The request
Pick out each line below containing "صادر".

Input records
+++
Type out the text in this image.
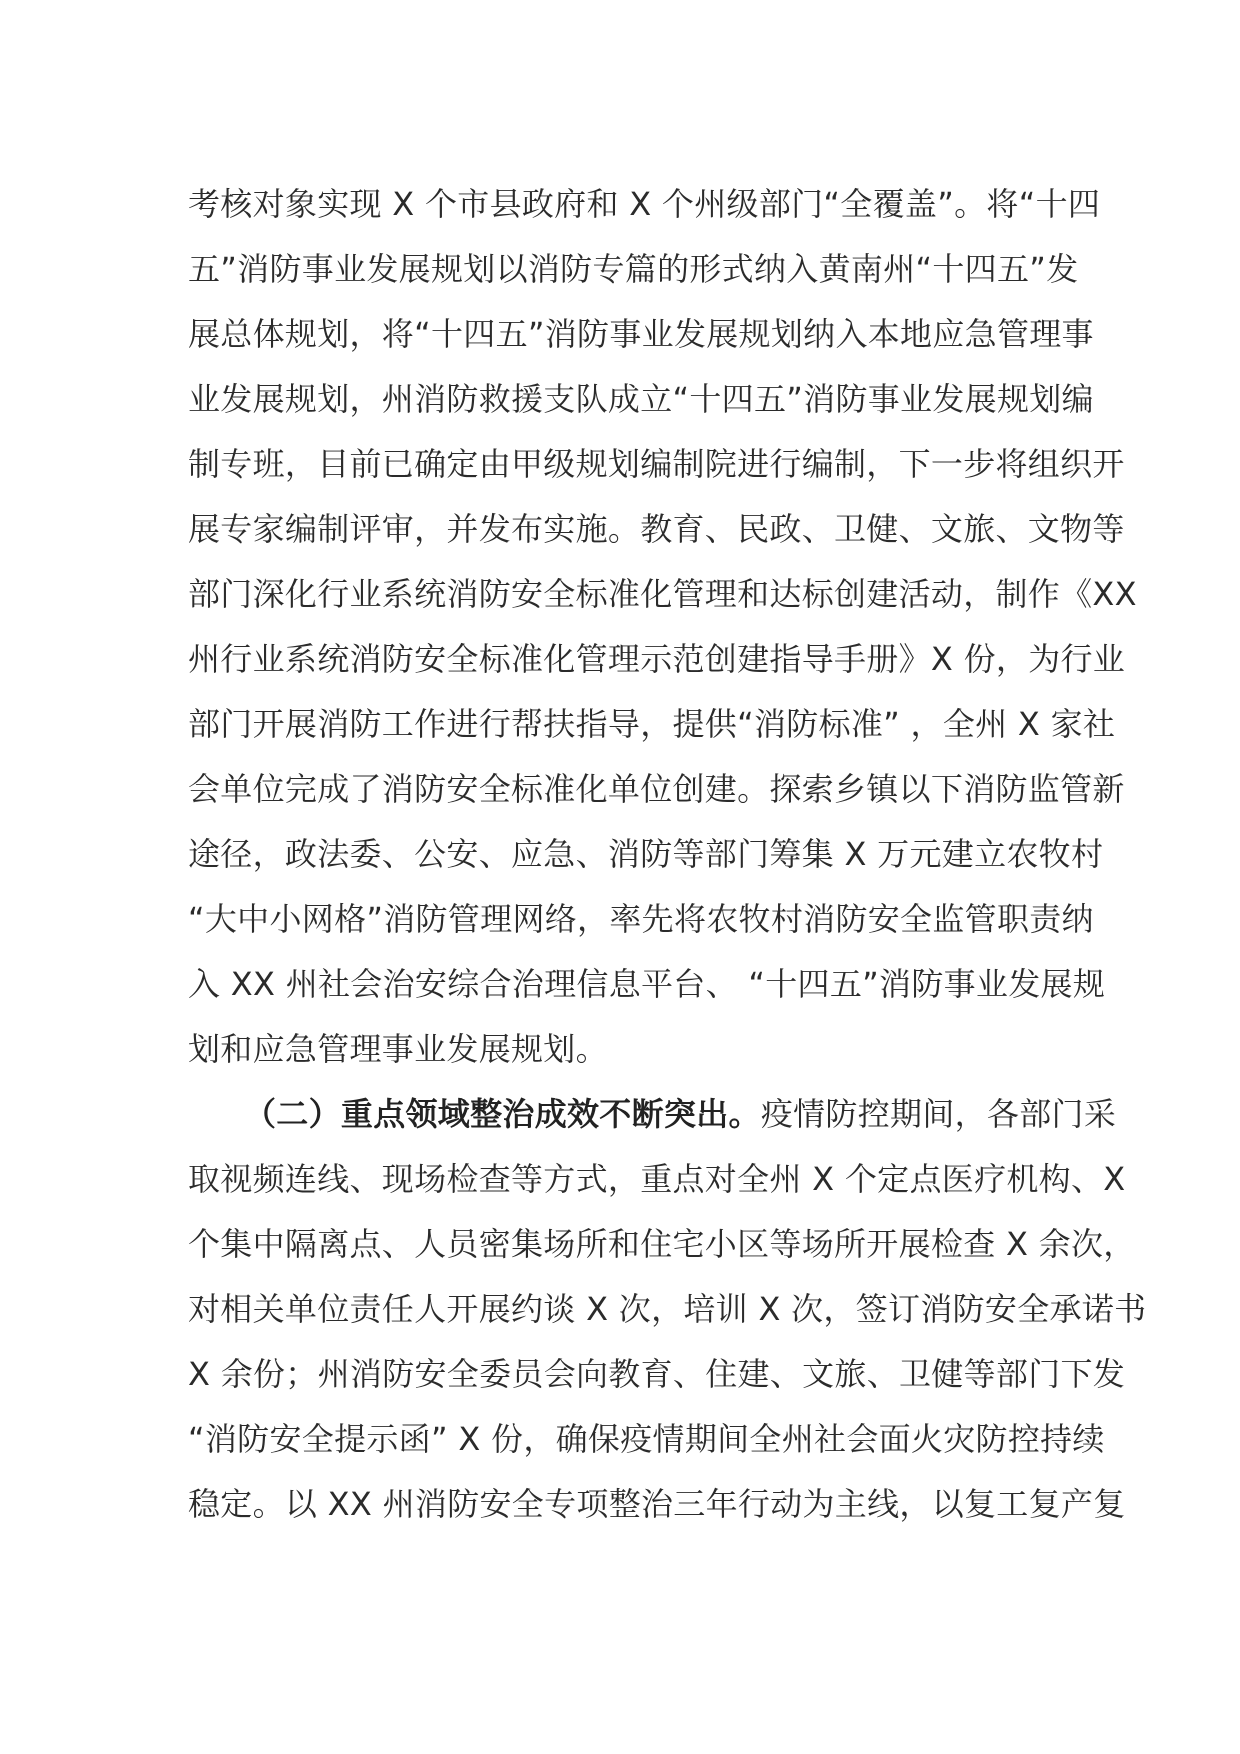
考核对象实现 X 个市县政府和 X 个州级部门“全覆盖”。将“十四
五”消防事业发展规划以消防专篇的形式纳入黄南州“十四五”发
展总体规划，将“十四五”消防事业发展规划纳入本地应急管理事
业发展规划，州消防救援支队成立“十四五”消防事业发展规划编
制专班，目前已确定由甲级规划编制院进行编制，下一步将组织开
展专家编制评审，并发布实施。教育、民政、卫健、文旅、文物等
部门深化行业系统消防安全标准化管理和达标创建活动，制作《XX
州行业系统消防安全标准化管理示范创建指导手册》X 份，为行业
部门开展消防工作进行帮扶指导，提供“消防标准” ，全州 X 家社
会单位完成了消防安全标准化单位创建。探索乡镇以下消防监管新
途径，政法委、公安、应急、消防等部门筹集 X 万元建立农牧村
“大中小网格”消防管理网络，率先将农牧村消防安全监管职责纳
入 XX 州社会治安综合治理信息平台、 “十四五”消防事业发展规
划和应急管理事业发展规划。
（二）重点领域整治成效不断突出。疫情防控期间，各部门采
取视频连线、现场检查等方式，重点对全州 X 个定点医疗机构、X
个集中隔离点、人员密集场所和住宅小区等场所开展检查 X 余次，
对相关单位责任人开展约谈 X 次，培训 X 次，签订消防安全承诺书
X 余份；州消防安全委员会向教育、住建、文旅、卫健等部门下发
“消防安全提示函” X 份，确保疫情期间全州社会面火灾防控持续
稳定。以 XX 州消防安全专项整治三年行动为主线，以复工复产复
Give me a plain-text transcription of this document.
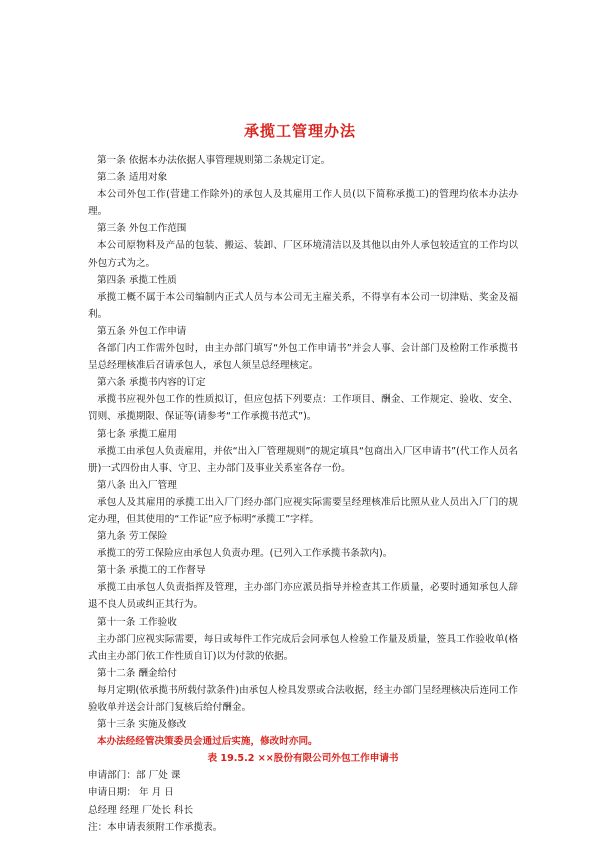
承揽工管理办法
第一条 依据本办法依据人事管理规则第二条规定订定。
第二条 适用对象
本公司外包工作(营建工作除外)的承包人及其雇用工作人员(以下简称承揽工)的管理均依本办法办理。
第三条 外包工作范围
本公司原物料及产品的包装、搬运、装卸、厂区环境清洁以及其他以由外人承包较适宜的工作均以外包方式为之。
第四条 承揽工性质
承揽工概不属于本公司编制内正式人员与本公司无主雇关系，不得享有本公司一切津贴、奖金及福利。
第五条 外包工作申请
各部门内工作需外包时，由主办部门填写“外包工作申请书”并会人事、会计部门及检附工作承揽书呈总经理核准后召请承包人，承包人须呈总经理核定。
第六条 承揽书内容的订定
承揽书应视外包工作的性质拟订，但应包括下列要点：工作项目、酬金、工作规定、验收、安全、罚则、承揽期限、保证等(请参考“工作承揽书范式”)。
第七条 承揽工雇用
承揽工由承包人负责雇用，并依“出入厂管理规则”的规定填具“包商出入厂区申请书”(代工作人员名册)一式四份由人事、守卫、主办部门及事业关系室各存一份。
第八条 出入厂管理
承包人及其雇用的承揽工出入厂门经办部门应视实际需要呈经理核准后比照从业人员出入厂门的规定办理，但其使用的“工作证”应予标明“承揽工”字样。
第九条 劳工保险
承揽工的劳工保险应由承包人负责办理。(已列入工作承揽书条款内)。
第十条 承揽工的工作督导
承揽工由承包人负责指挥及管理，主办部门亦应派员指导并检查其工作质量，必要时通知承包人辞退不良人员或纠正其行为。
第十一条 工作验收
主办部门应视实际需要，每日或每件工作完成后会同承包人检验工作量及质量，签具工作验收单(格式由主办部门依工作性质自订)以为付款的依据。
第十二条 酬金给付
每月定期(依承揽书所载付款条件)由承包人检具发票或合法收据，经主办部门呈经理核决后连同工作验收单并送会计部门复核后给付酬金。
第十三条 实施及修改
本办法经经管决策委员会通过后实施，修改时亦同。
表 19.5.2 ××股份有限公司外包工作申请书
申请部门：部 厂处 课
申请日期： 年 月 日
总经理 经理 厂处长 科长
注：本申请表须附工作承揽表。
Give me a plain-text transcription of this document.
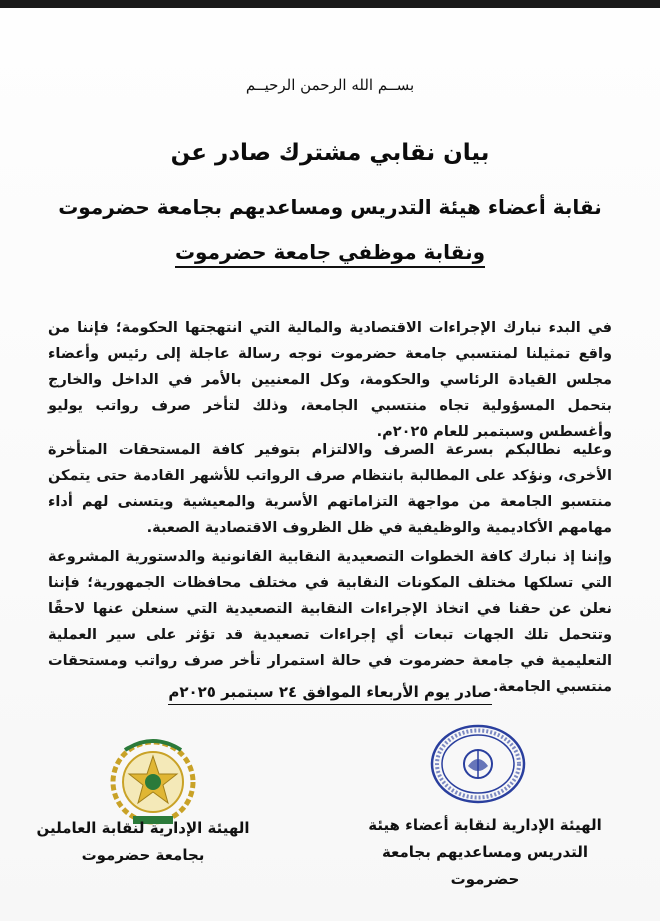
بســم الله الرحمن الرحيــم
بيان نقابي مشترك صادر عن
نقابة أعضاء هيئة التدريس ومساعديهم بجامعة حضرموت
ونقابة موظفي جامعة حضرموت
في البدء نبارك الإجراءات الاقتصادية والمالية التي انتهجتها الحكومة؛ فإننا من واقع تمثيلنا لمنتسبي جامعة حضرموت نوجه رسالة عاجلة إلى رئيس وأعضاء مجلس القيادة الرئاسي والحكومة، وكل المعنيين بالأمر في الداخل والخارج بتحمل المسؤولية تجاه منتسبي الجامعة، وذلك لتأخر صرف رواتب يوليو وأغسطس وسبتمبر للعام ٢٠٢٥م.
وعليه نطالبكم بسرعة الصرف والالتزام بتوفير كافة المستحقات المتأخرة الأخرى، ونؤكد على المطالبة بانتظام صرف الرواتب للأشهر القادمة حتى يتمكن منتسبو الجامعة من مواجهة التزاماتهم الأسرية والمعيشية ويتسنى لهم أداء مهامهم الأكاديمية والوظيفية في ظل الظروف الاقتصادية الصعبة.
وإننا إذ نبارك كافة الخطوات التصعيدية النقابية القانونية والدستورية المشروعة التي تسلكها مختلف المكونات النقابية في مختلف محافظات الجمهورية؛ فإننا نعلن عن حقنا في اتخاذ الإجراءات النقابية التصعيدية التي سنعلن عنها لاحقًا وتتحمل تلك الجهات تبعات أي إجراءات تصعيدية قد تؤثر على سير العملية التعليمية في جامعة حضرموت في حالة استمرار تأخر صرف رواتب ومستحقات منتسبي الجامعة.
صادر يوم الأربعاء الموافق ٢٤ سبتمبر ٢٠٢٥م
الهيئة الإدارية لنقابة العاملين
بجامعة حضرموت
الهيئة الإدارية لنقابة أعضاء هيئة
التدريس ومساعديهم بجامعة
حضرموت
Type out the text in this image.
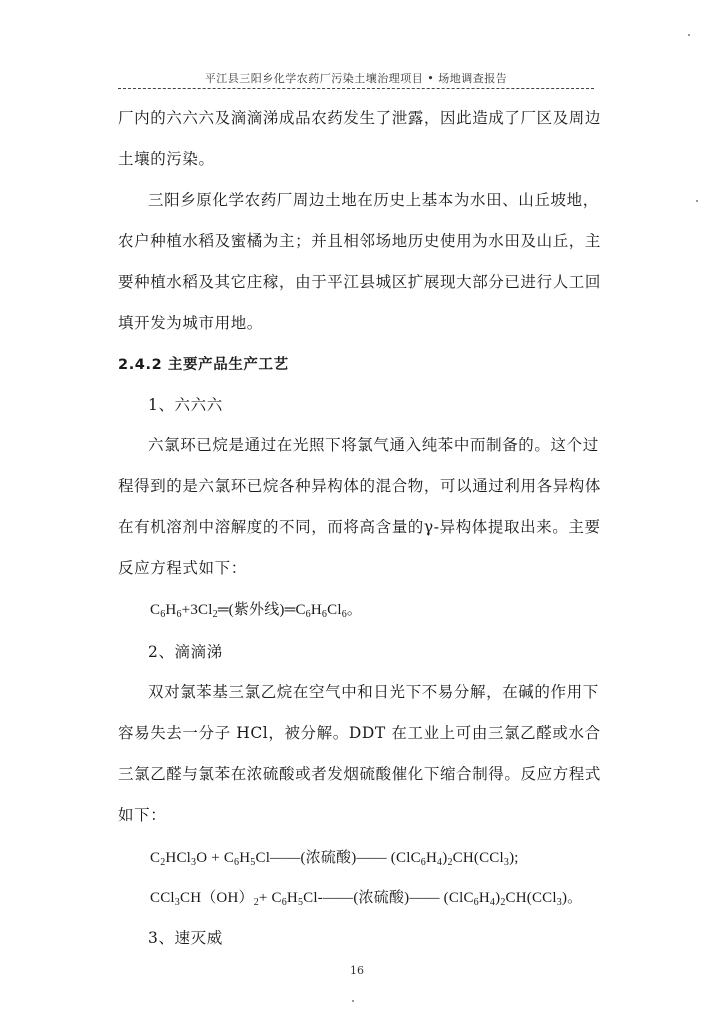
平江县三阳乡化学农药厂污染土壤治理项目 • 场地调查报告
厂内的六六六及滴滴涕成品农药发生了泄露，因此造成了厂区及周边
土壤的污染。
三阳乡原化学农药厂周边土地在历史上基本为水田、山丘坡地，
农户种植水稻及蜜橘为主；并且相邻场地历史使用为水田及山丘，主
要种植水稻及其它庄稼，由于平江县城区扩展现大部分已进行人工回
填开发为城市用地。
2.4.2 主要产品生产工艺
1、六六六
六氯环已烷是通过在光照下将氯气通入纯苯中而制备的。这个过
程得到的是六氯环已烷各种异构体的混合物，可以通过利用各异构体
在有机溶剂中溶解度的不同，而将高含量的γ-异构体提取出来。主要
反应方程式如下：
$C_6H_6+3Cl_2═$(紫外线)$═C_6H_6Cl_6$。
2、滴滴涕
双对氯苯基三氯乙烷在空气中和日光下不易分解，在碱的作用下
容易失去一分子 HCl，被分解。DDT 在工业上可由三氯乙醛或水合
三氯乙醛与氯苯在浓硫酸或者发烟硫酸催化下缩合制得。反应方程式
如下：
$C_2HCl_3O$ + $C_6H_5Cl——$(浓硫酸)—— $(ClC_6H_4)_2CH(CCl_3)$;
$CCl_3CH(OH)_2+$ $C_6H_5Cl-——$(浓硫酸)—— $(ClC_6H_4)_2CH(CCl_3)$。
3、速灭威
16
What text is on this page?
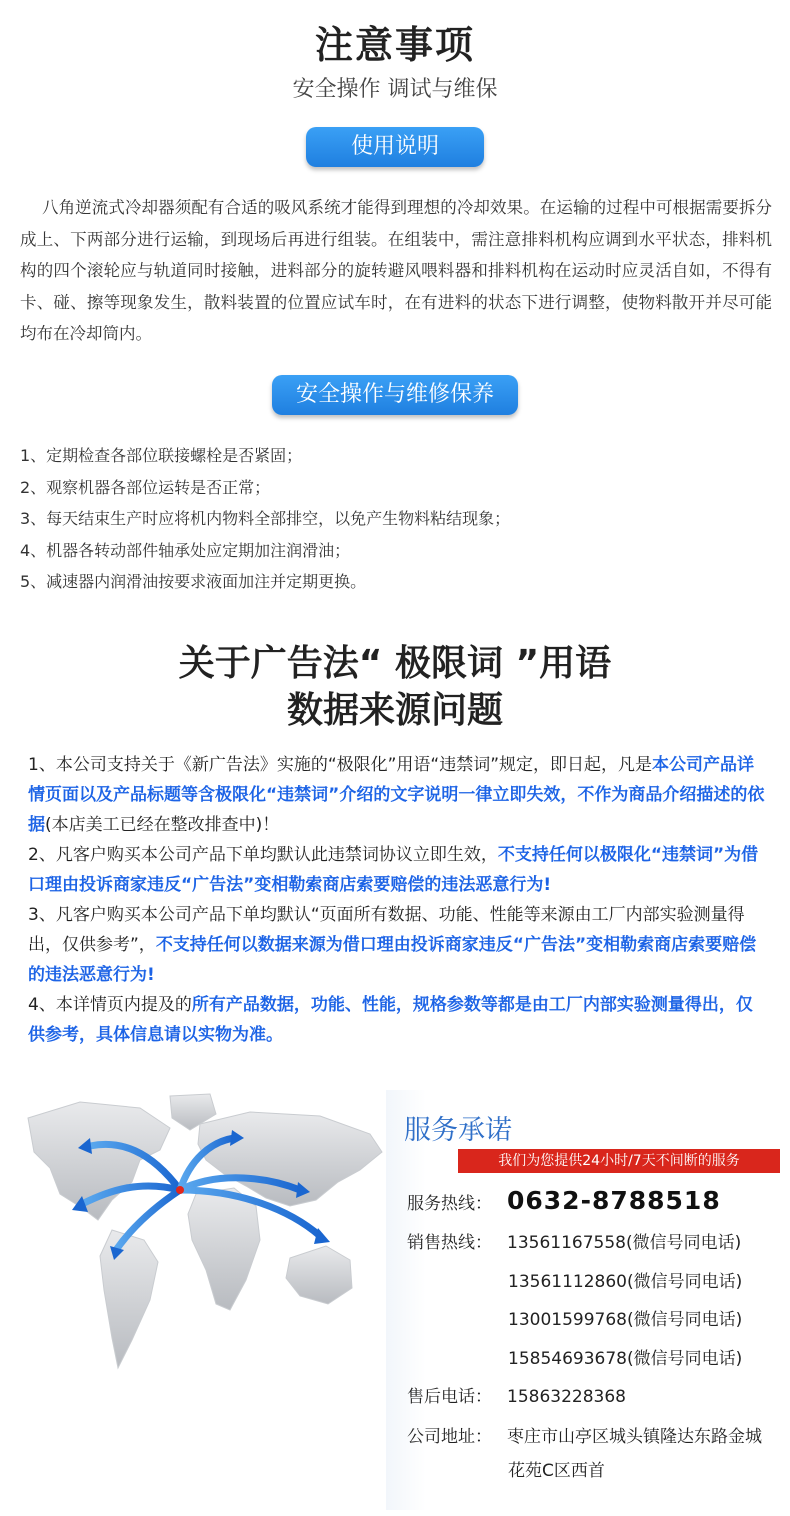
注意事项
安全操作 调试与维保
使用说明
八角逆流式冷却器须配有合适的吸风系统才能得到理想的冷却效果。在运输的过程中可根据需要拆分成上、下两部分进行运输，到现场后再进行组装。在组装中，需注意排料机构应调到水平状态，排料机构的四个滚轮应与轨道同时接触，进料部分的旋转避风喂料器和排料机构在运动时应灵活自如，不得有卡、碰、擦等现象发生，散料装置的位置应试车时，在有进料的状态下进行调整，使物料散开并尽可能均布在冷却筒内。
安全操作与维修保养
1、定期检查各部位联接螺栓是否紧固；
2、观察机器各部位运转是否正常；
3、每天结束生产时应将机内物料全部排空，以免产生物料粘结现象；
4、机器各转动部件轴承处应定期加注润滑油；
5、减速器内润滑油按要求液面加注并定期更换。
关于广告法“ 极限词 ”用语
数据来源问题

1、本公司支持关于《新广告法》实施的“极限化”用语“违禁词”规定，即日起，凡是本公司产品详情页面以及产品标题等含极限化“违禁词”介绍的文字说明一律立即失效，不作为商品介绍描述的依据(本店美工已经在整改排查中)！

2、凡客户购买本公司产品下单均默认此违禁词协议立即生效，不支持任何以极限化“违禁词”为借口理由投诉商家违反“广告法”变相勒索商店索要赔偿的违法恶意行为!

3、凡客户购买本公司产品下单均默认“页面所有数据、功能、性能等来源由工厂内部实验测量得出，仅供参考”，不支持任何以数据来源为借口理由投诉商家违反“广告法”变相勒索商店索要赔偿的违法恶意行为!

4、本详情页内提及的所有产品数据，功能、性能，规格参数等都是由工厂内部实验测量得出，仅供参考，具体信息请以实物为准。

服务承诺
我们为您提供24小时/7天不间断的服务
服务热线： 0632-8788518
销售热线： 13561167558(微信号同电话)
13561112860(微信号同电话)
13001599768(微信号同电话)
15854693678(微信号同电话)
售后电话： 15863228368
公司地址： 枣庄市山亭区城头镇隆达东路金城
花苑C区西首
+++
Result of the task
بيان نقابي مشترك صادر عن
صادر يوم الأربعاء الموافق ٢٤ سبتمبر ٢٠٢٥م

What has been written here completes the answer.